## EXCERPTED TEXT

-------------------------

I have a an application with a first screen for the login. The password is entered in a password textbox, which is a secure string.
My idea it is store this SecureString in a global application variable because I will need it in some actions, so I would like to avoid the user has to write the password each time. One action could be send an email, I need the user and the password, so I don't want the user write the password of the email acount each time he wants to send and email.
I have read some posts and I know that at the end I will need the plain text from the secureString and this is the weak point, so the beset solution it is to reduce the time that the plain text is in memory. Some solutions can be found here.
But my question is, how the global variable is a secureString, is it safe meanwhile it is not decode? If it is not a good option, there are another options that would be better but without the need the user type the password each time an action needs the password?
Thanks.
Centralizing data that is meant to be reused across an application is a standard design pattern. Let's say you have a group of web pages on top of which you wanna display the name of the user, or you need to cache the posts or profile of a particular user. Different frameworks provide different tools for this purpose, for instance in Vue.js
, Vuex
is offered to implement this mechanism.

-------------------------

## RECORDED INFORMATION

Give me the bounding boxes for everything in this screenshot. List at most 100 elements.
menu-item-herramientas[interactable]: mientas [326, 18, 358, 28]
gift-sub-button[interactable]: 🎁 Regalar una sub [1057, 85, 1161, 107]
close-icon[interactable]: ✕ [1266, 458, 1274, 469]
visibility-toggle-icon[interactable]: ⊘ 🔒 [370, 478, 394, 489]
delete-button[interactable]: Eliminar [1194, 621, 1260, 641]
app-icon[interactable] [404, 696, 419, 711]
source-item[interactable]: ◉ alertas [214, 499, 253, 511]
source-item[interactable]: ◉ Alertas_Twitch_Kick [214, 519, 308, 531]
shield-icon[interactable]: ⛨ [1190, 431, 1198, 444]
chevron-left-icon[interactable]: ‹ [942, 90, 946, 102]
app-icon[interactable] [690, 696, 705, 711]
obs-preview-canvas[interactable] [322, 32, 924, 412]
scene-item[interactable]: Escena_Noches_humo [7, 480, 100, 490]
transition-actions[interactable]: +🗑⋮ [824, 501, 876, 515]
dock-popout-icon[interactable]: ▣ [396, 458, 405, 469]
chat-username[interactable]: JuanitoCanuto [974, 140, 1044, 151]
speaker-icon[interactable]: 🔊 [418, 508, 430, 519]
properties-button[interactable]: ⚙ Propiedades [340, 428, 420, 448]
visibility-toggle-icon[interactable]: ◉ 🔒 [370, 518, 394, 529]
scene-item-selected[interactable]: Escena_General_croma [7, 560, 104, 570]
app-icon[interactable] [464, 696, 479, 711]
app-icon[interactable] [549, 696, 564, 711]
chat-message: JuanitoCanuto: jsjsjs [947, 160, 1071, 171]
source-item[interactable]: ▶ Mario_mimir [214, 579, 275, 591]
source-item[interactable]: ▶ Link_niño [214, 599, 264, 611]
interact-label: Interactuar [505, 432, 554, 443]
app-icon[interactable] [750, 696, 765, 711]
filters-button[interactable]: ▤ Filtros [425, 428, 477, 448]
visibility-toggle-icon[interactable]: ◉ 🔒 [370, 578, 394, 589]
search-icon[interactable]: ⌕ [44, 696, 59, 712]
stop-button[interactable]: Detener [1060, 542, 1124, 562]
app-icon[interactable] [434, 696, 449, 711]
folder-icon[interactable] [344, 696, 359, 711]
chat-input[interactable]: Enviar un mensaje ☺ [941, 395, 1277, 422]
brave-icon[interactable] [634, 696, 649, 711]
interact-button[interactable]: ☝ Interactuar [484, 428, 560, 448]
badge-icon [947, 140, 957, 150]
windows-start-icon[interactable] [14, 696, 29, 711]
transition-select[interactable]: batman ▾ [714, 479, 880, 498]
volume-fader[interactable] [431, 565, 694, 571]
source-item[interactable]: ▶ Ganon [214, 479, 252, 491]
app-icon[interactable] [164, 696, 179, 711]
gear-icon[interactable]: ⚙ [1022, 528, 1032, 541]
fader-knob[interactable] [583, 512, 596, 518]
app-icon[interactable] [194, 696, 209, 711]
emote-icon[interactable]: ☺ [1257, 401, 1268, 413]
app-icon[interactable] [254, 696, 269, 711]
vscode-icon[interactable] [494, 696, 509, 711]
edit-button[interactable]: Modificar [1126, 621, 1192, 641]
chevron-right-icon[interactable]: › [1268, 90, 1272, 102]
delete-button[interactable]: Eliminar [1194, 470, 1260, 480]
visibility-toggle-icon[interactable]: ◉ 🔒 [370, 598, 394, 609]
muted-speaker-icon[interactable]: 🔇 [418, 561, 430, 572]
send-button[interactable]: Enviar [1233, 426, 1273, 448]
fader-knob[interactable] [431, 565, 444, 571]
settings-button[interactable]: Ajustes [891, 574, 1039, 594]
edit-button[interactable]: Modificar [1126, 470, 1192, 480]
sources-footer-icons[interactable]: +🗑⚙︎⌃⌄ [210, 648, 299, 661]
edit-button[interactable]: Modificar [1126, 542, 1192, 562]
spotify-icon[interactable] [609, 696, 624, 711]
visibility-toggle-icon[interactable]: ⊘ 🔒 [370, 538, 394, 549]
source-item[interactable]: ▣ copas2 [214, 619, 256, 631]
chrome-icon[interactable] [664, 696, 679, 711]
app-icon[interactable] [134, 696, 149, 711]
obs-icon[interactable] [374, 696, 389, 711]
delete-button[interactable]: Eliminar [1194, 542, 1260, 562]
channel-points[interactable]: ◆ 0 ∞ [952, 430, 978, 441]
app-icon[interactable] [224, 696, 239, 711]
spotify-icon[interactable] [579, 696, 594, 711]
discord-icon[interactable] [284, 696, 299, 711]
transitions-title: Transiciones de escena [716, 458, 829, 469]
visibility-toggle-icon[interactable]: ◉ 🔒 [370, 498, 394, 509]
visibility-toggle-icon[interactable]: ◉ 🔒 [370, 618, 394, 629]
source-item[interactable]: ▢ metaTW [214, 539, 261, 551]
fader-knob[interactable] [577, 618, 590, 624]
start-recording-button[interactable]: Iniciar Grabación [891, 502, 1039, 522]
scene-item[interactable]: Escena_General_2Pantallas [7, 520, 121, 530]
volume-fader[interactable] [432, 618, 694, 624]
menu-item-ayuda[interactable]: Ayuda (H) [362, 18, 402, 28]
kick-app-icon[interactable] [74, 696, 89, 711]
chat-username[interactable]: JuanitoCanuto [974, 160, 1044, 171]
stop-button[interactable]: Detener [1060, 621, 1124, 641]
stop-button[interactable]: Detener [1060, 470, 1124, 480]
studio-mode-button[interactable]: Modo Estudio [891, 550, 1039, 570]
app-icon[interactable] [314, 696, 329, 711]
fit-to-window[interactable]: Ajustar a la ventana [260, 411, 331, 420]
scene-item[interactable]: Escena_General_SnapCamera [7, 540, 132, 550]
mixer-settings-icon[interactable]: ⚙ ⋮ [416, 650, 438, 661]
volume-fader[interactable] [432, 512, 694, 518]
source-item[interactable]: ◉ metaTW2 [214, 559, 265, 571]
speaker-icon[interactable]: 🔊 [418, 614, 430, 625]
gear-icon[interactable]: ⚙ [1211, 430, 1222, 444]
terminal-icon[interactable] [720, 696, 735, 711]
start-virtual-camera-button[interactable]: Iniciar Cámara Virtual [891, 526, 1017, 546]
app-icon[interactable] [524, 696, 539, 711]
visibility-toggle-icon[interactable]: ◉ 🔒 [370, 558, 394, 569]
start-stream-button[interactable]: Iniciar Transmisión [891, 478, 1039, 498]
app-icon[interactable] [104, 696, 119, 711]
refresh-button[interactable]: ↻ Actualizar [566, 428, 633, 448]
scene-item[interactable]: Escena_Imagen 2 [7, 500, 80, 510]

-------------------------

## TASKS AND EXERCISES
1 - Answer these about the password-storage text, after the material:
(a) What kind of textbox is the password entered in on the first screen?
(b) Which action is given as one that needs both the user and the password?
(c) What does Vue.js offer to implement the mechanism of centralizing reused data?
2 - Please extend the password-storage text from where it stops, after the material.

## ANSWERS PROVIDED
1 -
(a) A password textbox, which is a secure string.
(b) Sending an email.
(c) Vuex.

2 -
In case of your question, you have not specified which framework you are using, whether it is ASP.Net
, WPF
, or even a pure C#
application relying on OWIN
. But yet no issues, there are a few ways that can allow you to achieve what you are after and you can chose whichever best suites your needs:
1- You can develop a cache layer in your app, and cache the password or other data through the lifecyle of a particular session. To do this, you can either rely on a "Concurrent Collection" or you can make use an EF Core In-Memory database. (IMemeoryCache
is also available in ASP.Net Core)
2- In case the password is meant to undergo some interops, then I recommend you to go for a global cache server. To do so, you can use Redis or Alachisoft NCache.
3- In case that is a web application, then you can preserve the data in a cookie or the local storage of browser.
Keep in mind, the SecureString
may not give you any security advantage as you expect with respect to the fact that as stated by Microsoft:
A SecureString object is similar to a String object in that it has a text value. However, the value of a SecureString object is pinned in memory, may use a protection mechanism, such as encryption, provided by the underlying operating system, can be modified until your application marks it as read-only, and can be deleted from computer memory either by your application calling the Dispose method or by the .NET Framework garbage collector.
That said; you have to look at the security aspect of this type from the perspective of memory and memory management. Finally, you have to implement your own security provider, such as hash generation or encryption in other achieve real security.